(Data excerpts):
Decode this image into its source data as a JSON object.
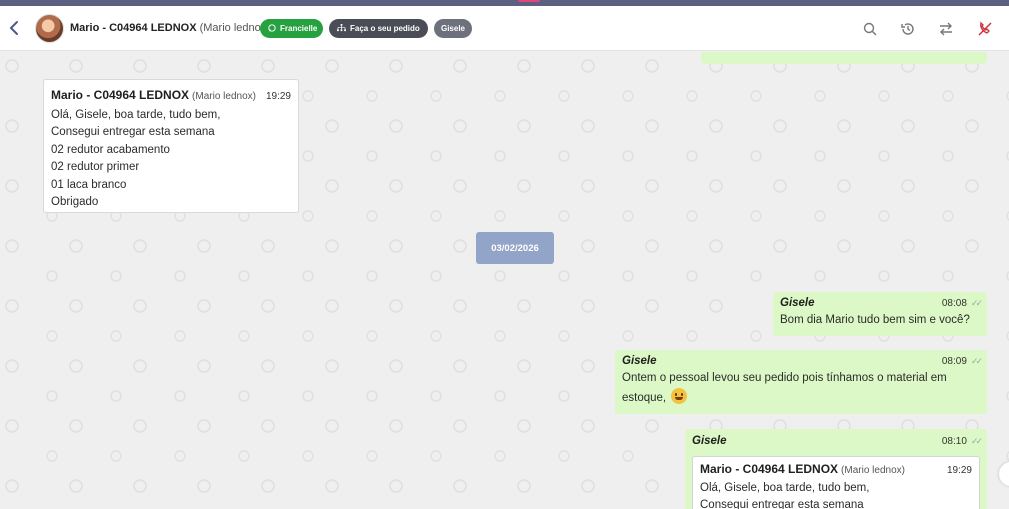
{
  "header": {
    "back_icon": "chevron-left-icon",
    "contact_name": "Mario - C04964 LEDNOX",
    "contact_sub": "(Mario lednox)",
    "tags": [
      {
        "label": "Francielle",
        "icon": "whatsapp-icon",
        "color": "#25a140"
      },
      {
        "label": "Faça o seu pedido",
        "icon": "org-chart-icon",
        "color": "#4a4d55"
      },
      {
        "label": "Gisele",
        "color": "#6d717c"
      }
    ],
    "actions": [
      "search-icon",
      "history-icon",
      "transfer-icon",
      "end-call-icon"
    ]
  },
  "messages": {
    "incoming_1": {
      "name": "Mario - C04964 LEDNOX",
      "sub": "(Mario lednox)",
      "time": "19:29",
      "lines": [
        "Olá, Gisele, boa tarde, tudo bem,",
        "Consegui entregar esta semana",
        "02 redutor acabamento",
        "02 redutor primer",
        "01 laca branco",
        "Obrigado"
      ]
    },
    "date_divider": "03/02/2026",
    "outgoing_1": {
      "sender": "Gisele",
      "time": "08:08",
      "text": "Bom dia Mario tudo bem sim e você?"
    },
    "outgoing_2": {
      "sender": "Gisele",
      "time": "08:09",
      "text": "Ontem o pessoal levou seu pedido pois tínhamos o material em estoque,"
    },
    "outgoing_3": {
      "sender": "Gisele",
      "time": "08:10",
      "quote": {
        "name": "Mario - C04964 LEDNOX",
        "sub": "(Mario lednox)",
        "time": "19:29",
        "lines": [
          "Olá, Gisele, boa tarde, tudo bem,",
          "Consegui entregar esta semana"
        ]
      }
    }
  },
  "colors": {
    "incoming": "#ffffff",
    "outgoing": "#dcf8c6",
    "date_chip": "#93a4c9",
    "accent_red": "#d0303a"
  }
}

(Goal): Copy each line of the entries that includes the word "tudo".

(Answer):
        "Olá, Gisele, boa tarde, tudo bem,",
      "text": "Bom dia Mario tudo bem sim e você?"
          "Olá, Gisele, boa tarde, tudo bem,",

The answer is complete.